## Start Records supplied

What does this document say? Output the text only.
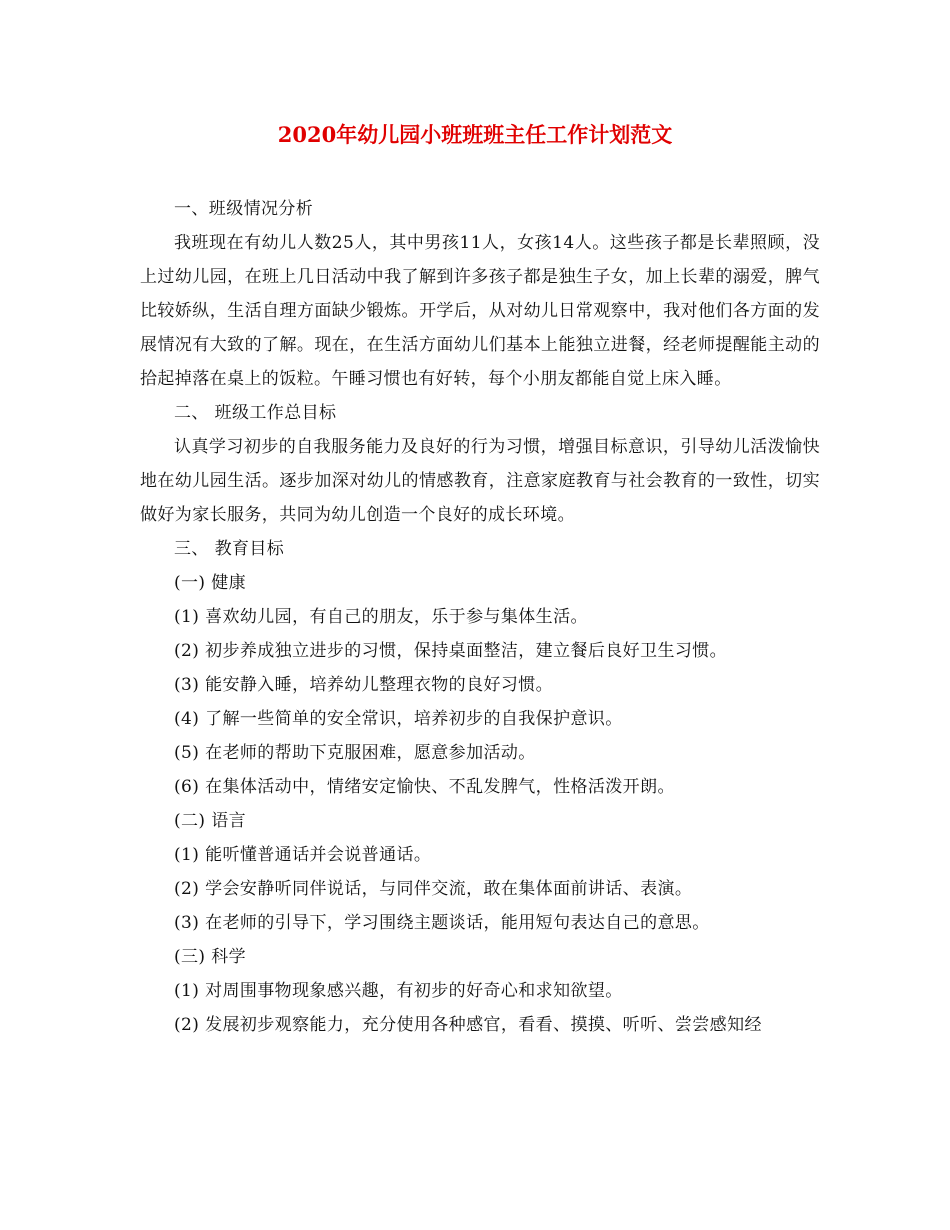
2020年幼儿园小班班班主任工作计划范文

一、班级情况分析

我班现在有幼儿人数25人，其中男孩11人，女孩14人。这些孩子都是长辈照顾，没上过幼儿园，在班上几日活动中我了解到许多孩子都是独生子女，加上长辈的溺爱，脾气比较娇纵，生活自理方面缺少锻炼。开学后，从对幼儿日常观察中，我对他们各方面的发展情况有大致的了解。现在，在生活方面幼儿们基本上能独立进餐，经老师提醒能主动的拾起掉落在桌上的饭粒。午睡习惯也有好转，每个小朋友都能自觉上床入睡。

二、 班级工作总目标

认真学习初步的自我服务能力及良好的行为习惯，增强目标意识，引导幼儿活泼愉快地在幼儿园生活。逐步加深对幼儿的情感教育，注意家庭教育与社会教育的一致性，切实做好为家长服务，共同为幼儿创造一个良好的成长环境。

三、 教育目标

(一) 健康

(1) 喜欢幼儿园，有自己的朋友，乐于参与集体生活。

(2) 初步养成独立进步的习惯，保持桌面整洁，建立餐后良好卫生习惯。

(3) 能安静入睡，培养幼儿整理衣物的良好习惯。

(4) 了解一些简单的安全常识，培养初步的自我保护意识。

(5) 在老师的帮助下克服困难，愿意参加活动。

(6) 在集体活动中，情绪安定愉快、不乱发脾气，性格活泼开朗。

(二) 语言

(1) 能听懂普通话并会说普通话。

(2) 学会安静听同伴说话，与同伴交流，敢在集体面前讲话、表演。

(3) 在老师的引导下，学习围绕主题谈话，能用短句表达自己的意思。

(三) 科学

(1) 对周围事物现象感兴趣，有初步的好奇心和求知欲望。

(2) 发展初步观察能力，充分使用各种感官，看看、摸摸、听听、尝尝感知经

## End Records supplied

**Exercise**
Write every entry out again exactly, dropping the pictures.

**The reply**
What does this document say? Output the text only.
2020年幼儿园小班班班主任工作计划范文

一、班级情况分析

我班现在有幼儿人数25人，其中男孩11人，女孩14人。这些孩子都是长辈照顾，没上过幼儿园，在班上几日活动中我了解到许多孩子都是独生子女，加上长辈的溺爱，脾气比较娇纵，生活自理方面缺少锻炼。开学后，从对幼儿日常观察中，我对他们各方面的发展情况有大致的了解。现在，在生活方面幼儿们基本上能独立进餐，经老师提醒能主动的拾起掉落在桌上的饭粒。午睡习惯也有好转，每个小朋友都能自觉上床入睡。

二、 班级工作总目标

认真学习初步的自我服务能力及良好的行为习惯，增强目标意识，引导幼儿活泼愉快地在幼儿园生活。逐步加深对幼儿的情感教育，注意家庭教育与社会教育的一致性，切实做好为家长服务，共同为幼儿创造一个良好的成长环境。

三、 教育目标

(一) 健康

(1) 喜欢幼儿园，有自己的朋友，乐于参与集体生活。

(2) 初步养成独立进步的习惯，保持桌面整洁，建立餐后良好卫生习惯。

(3) 能安静入睡，培养幼儿整理衣物的良好习惯。

(4) 了解一些简单的安全常识，培养初步的自我保护意识。

(5) 在老师的帮助下克服困难，愿意参加活动。

(6) 在集体活动中，情绪安定愉快、不乱发脾气，性格活泼开朗。

(二) 语言

(1) 能听懂普通话并会说普通话。

(2) 学会安静听同伴说话，与同伴交流，敢在集体面前讲话、表演。

(3) 在老师的引导下，学习围绕主题谈话，能用短句表达自己的意思。

(三) 科学

(1) 对周围事物现象感兴趣，有初步的好奇心和求知欲望。

(2) 发展初步观察能力，充分使用各种感官，看看、摸摸、听听、尝尝感知经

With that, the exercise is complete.